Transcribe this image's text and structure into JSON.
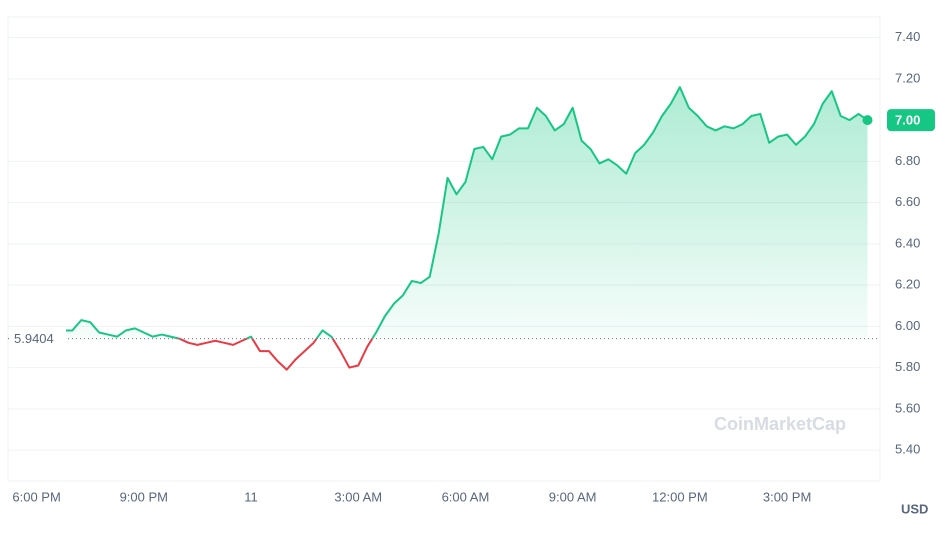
{
  "chart_data": {
    "type": "line",
    "x": [
      0.75,
      1,
      1.25,
      1.5,
      1.75,
      2,
      2.25,
      2.5,
      2.75,
      3,
      3.25,
      3.5,
      3.75,
      4,
      4.25,
      4.5,
      4.75,
      5,
      5.25,
      5.5,
      5.75,
      6,
      6.25,
      6.5,
      6.75,
      7,
      7.25,
      7.5,
      7.75,
      8,
      8.25,
      8.5,
      8.75,
      9,
      9.25,
      9.5,
      9.75,
      10,
      10.25,
      10.5,
      10.75,
      11,
      11.25,
      11.5,
      11.75,
      12,
      12.25,
      12.5,
      12.75,
      13,
      13.25,
      13.5,
      13.75,
      14,
      14.25,
      14.5,
      14.75,
      15,
      15.25,
      15.5,
      15.75,
      16,
      16.25,
      16.5,
      16.75,
      17,
      17.25,
      17.5,
      17.75,
      18,
      18.25,
      18.5,
      18.75,
      19,
      19.25,
      19.5,
      19.75,
      20,
      20.25,
      20.5,
      20.75,
      21,
      21.25,
      21.5,
      21.75,
      22,
      22.25,
      22.5,
      22.75,
      23,
      23.25
    ],
    "series": [
      {
        "values": [
          5.98,
          5.98,
          6.03,
          6.02,
          5.97,
          5.96,
          5.95,
          5.98,
          5.99,
          5.97,
          5.95,
          5.96,
          5.95,
          5.94,
          5.92,
          5.91,
          5.92,
          5.93,
          5.92,
          5.91,
          5.93,
          5.95,
          5.88,
          5.88,
          5.83,
          5.79,
          5.84,
          5.88,
          5.92,
          5.98,
          5.95,
          5.88,
          5.8,
          5.81,
          5.9,
          5.97,
          6.05,
          6.11,
          6.15,
          6.22,
          6.21,
          6.24,
          6.45,
          6.72,
          6.64,
          6.7,
          6.86,
          6.87,
          6.81,
          6.92,
          6.93,
          6.96,
          6.96,
          7.06,
          7.02,
          6.95,
          6.98,
          7.06,
          6.9,
          6.86,
          6.79,
          6.81,
          6.78,
          6.74,
          6.84,
          6.88,
          6.94,
          7.02,
          7.08,
          7.16,
          7.06,
          7.02,
          6.97,
          6.95,
          6.97,
          6.96,
          6.98,
          7.02,
          7.03,
          6.89,
          6.92,
          6.93,
          6.88,
          6.92,
          6.98,
          7.08,
          7.14,
          7.02,
          7.0,
          7.03,
          7.0
        ],
        "color": "#16c784",
        "color_below": "#ea3943"
      }
    ],
    "reference_line": 5.9404,
    "last_price_label": {
      "value": 7,
      "label": "7.00"
    },
    "xlim": [
      -0.8,
      23.6
    ],
    "xticks": [
      {
        "value": 0,
        "label": "6:00 PM"
      },
      {
        "value": 3,
        "label": "9:00 PM"
      },
      {
        "value": 6,
        "label": "11"
      },
      {
        "value": 9,
        "label": "3:00 AM"
      },
      {
        "value": 12,
        "label": "6:00 AM"
      },
      {
        "value": 15,
        "label": "9:00 AM"
      },
      {
        "value": 18,
        "label": "12:00 PM"
      },
      {
        "value": 21,
        "label": "3:00 PM"
      }
    ],
    "ylim": [
      5.25,
      7.5
    ],
    "yticks": [
      {
        "value": 5.4,
        "label": "5.40"
      },
      {
        "value": 5.6,
        "label": "5.60"
      },
      {
        "value": 5.8,
        "label": "5.80"
      },
      {
        "value": 6,
        "label": "6.00"
      },
      {
        "value": 6.2,
        "label": "6.20"
      },
      {
        "value": 6.4,
        "label": "6.40"
      },
      {
        "value": 6.6,
        "label": "6.60"
      },
      {
        "value": 6.8,
        "label": "6.80"
      },
      {
        "value": 7.2,
        "label": "7.20"
      },
      {
        "value": 7.4,
        "label": "7.40"
      }
    ],
    "currency": "USD",
    "watermark": "CoinMarketCap",
    "grid": true
  }
}
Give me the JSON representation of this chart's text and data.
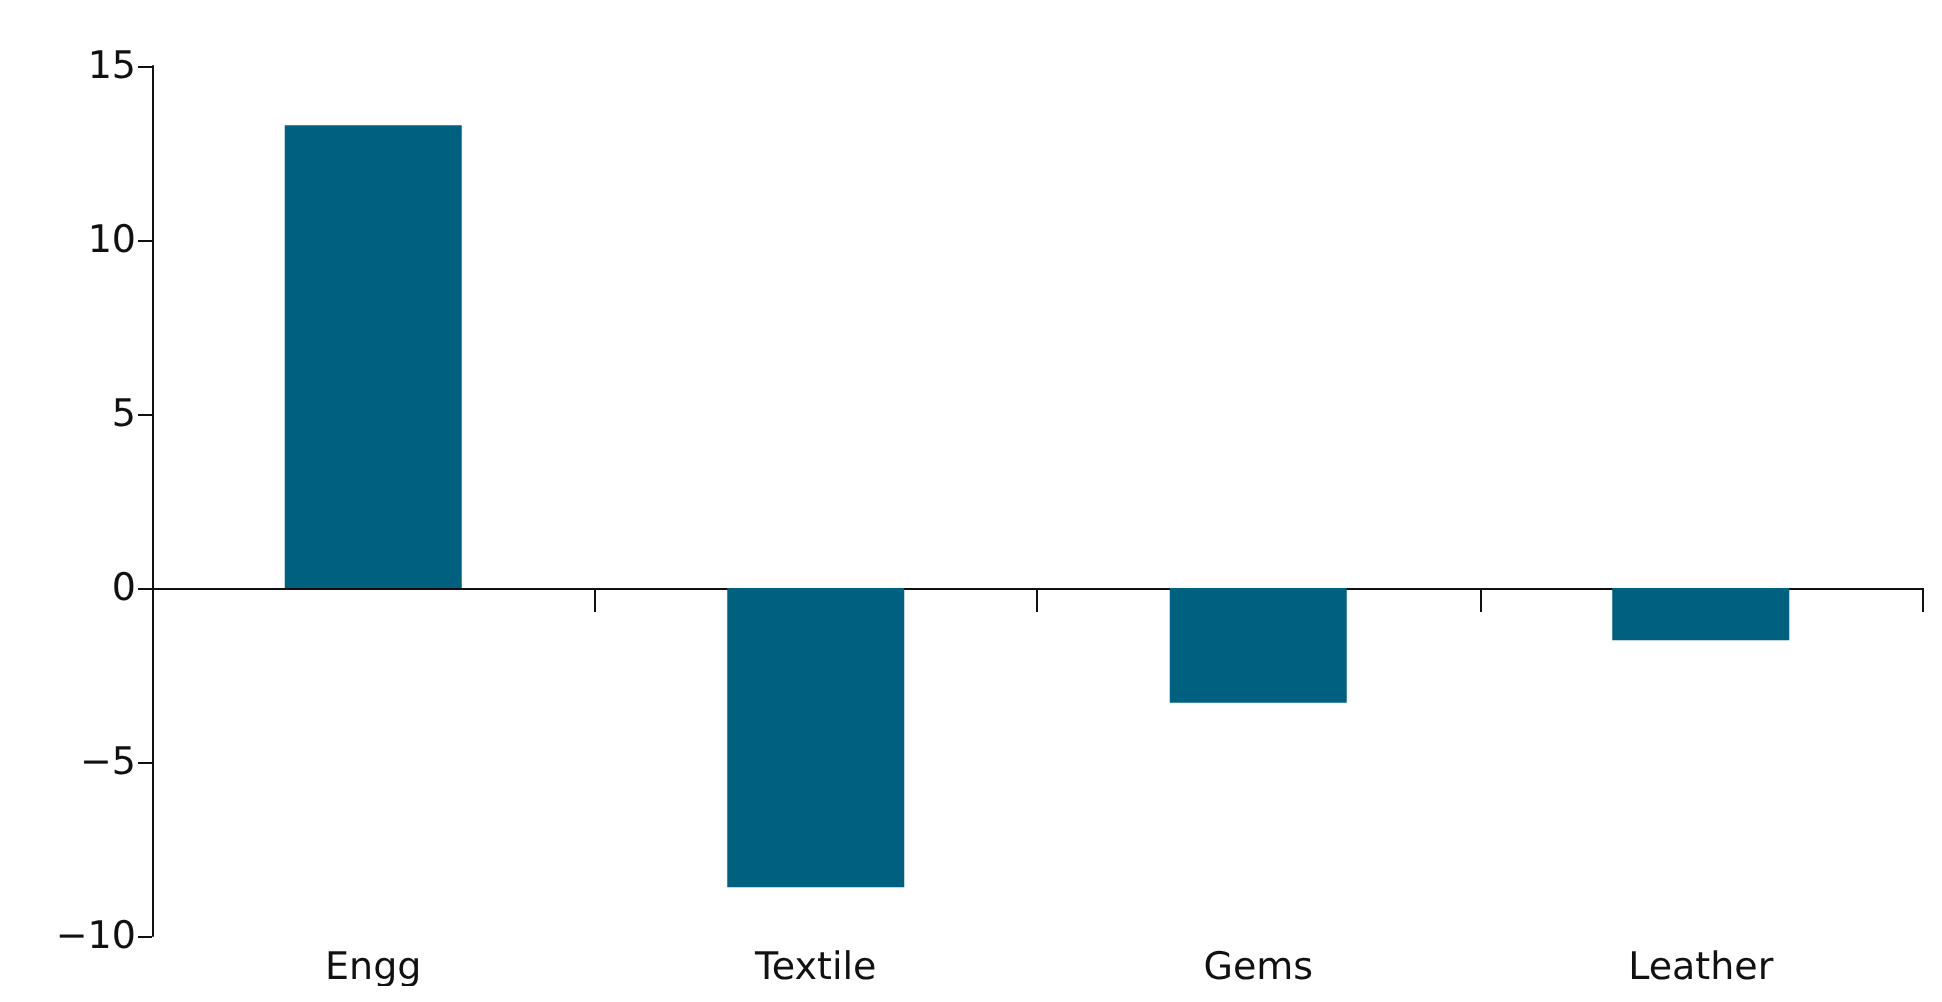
{
  "chart_data": {
    "type": "bar",
    "categories": [
      "Engg",
      "Textile",
      "Gems",
      "Leather"
    ],
    "values": [
      13.3,
      -8.6,
      -3.3,
      -1.5
    ],
    "color": "#006080",
    "ylim": [
      -10,
      15
    ],
    "yticks": [
      {
        "value": -10,
        "label": "−10"
      },
      {
        "value": -5,
        "label": "−5"
      },
      0,
      5,
      10,
      15
    ]
  }
}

────────────────

All of the material above should be reproduced exactly, except the pictures.

> **Task result**
Transcribe this image's text and structure into JSON.
{
  "chart_data": {
    "type": "line",
    "x": [
      0.75,
      1,
      1.25,
      1.5,
      1.75,
      2,
      2.25,
      2.5,
      2.75,
      3,
      3.25,
      3.5,
      3.75,
      4,
      4.25,
      4.5,
      4.75,
      5,
      5.25,
      5.5,
      5.75,
      6,
      6.25,
      6.5,
      6.75,
      7,
      7.25,
      7.5,
      7.75,
      8,
      8.25,
      8.5,
      8.75,
      9,
      9.25,
      9.5,
      9.75,
      10,
      10.25,
      10.5,
      10.75,
      11,
      11.25,
      11.5,
      11.75,
      12,
      12.25,
      12.5,
      12.75,
      13,
      13.25,
      13.5,
      13.75,
      14,
      14.25,
      14.5,
      14.75,
      15,
      15.25,
      15.5,
      15.75,
      16,
      16.25,
      16.5,
      16.75,
      17,
      17.25,
      17.5,
      17.75,
      18,
      18.25,
      18.5,
      18.75,
      19,
      19.25,
      19.5,
      19.75,
      20,
      20.25,
      20.5,
      20.75,
      21,
      21.25,
      21.5,
      21.75,
      22,
      22.25,
      22.5,
      22.75,
      23,
      23.25
    ],
    "series": [
      {
        "values": [
          5.98,
          5.98,
          6.03,
          6.02,
          5.97,
          5.96,
          5.95,
          5.98,
          5.99,
          5.97,
          5.95,
          5.96,
          5.95,
          5.94,
          5.92,
          5.91,
          5.92,
          5.93,
          5.92,
          5.91,
          5.93,
          5.95,
          5.88,
          5.88,
          5.83,
          5.79,
          5.84,
          5.88,
          5.92,
          5.98,
          5.95,
          5.88,
          5.8,
          5.81,
          5.9,
          5.97,
          6.05,
          6.11,
          6.15,
          6.22,
          6.21,
          6.24,
          6.45,
          6.72,
          6.64,
          6.7,
          6.86,
          6.87,
          6.81,
          6.92,
          6.93,
          6.96,
          6.96,
          7.06,
          7.02,
          6.95,
          6.98,
          7.06,
          6.9,
          6.86,
          6.79,
          6.81,
          6.78,
          6.74,
          6.84,
          6.88,
          6.94,
          7.02,
          7.08,
          7.16,
          7.06,
          7.02,
          6.97,
          6.95,
          6.97,
          6.96,
          6.98,
          7.02,
          7.03,
          6.89,
          6.92,
          6.93,
          6.88,
          6.92,
          6.98,
          7.08,
          7.14,
          7.02,
          7.0,
          7.03,
          7.0
        ],
        "color": "#16c784",
        "color_below": "#ea3943"
      }
    ],
    "reference_line": 5.9404,
    "last_price_label": {
      "value": 7,
      "label": "7.00"
    },
    "xlim": [
      -0.8,
      23.6
    ],
    "xticks": [
      {
        "value": 0,
        "label": "6:00 PM"
      },
      {
        "value": 3,
        "label": "9:00 PM"
      },
      {
        "value": 6,
        "label": "11"
      },
      {
        "value": 9,
        "label": "3:00 AM"
      },
      {
        "value": 12,
        "label": "6:00 AM"
      },
      {
        "value": 15,
        "label": "9:00 AM"
      },
      {
        "value": 18,
        "label": "12:00 PM"
      },
      {
        "value": 21,
        "label": "3:00 PM"
      }
    ],
    "ylim": [
      5.25,
      7.5
    ],
    "yticks": [
      {
        "value": 5.4,
        "label": "5.40"
      },
      {
        "value": 5.6,
        "label": "5.60"
      },
      {
        "value": 5.8,
        "label": "5.80"
      },
      {
        "value": 6,
        "label": "6.00"
      },
      {
        "value": 6.2,
        "label": "6.20"
      },
      {
        "value": 6.4,
        "label": "6.40"
      },
      {
        "value": 6.6,
        "label": "6.60"
      },
      {
        "value": 6.8,
        "label": "6.80"
      },
      {
        "value": 7.2,
        "label": "7.20"
      },
      {
        "value": 7.4,
        "label": "7.40"
      }
    ],
    "currency": "USD",
    "watermark": "CoinMarketCap",
    "grid": true
  }
}
Give me the JSON representation of this chart's text and data.
{
  "chart_data": {
    "type": "bar",
    "categories": [
      "Engg",
      "Textile",
      "Gems",
      "Leather"
    ],
    "values": [
      13.3,
      -8.6,
      -3.3,
      -1.5
    ],
    "color": "#006080",
    "ylim": [
      -10,
      15
    ],
    "yticks": [
      {
        "value": -10,
        "label": "−10"
      },
      {
        "value": -5,
        "label": "−5"
      },
      0,
      5,
      10,
      15
    ]
  }
}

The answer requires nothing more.